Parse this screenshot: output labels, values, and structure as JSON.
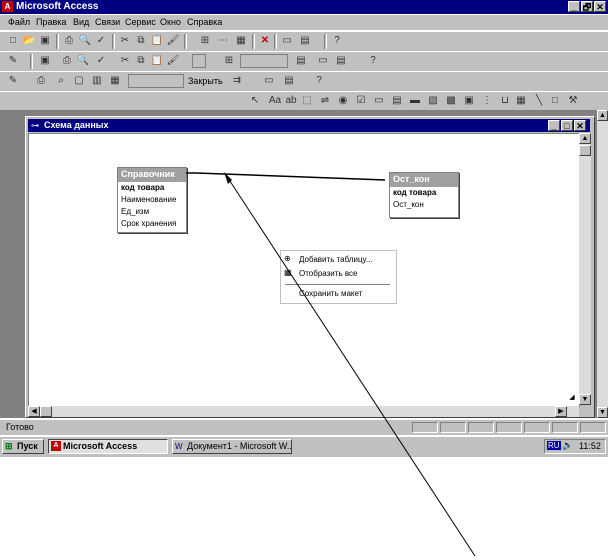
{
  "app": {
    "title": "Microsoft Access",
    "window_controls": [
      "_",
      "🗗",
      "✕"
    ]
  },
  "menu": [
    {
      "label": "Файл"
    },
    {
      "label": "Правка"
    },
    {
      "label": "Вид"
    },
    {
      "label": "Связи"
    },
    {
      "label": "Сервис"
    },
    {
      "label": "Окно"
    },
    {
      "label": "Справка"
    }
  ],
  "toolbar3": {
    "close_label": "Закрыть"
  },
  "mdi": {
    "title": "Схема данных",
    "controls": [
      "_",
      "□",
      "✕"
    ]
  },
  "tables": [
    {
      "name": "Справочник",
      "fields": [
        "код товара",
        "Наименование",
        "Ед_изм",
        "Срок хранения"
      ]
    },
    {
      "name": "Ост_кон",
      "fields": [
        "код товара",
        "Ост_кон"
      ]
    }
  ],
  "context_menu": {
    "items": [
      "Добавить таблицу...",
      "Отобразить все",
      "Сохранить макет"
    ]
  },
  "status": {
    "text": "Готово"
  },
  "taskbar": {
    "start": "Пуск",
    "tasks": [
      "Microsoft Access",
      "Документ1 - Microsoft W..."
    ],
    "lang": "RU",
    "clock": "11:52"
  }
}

☆ ☆ ☆ ☆ ☆

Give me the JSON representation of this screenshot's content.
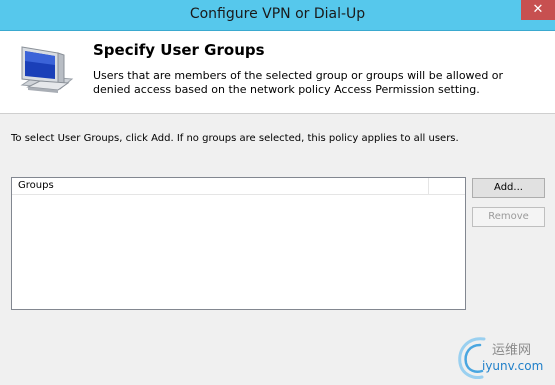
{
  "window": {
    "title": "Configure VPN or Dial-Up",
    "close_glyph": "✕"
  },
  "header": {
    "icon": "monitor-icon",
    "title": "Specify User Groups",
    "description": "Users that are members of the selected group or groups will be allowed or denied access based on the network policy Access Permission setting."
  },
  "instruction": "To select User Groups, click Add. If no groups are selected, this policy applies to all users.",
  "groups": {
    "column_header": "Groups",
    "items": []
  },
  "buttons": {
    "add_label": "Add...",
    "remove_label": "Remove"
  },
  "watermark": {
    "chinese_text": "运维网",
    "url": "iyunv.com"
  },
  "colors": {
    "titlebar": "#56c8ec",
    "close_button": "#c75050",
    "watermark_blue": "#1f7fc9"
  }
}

☆ ☆ ☆ ☆ ☆

## WRITTEN PROBLEM
Note each line of the entries that has "Access" in it, and copy those lines.

## TASK ANSWER
    "title": "Microsoft Access",
      "Microsoft Access",
    "description": "Users that are members of the selected group or groups will be allowed or denied access based on the network policy Access Permission setting."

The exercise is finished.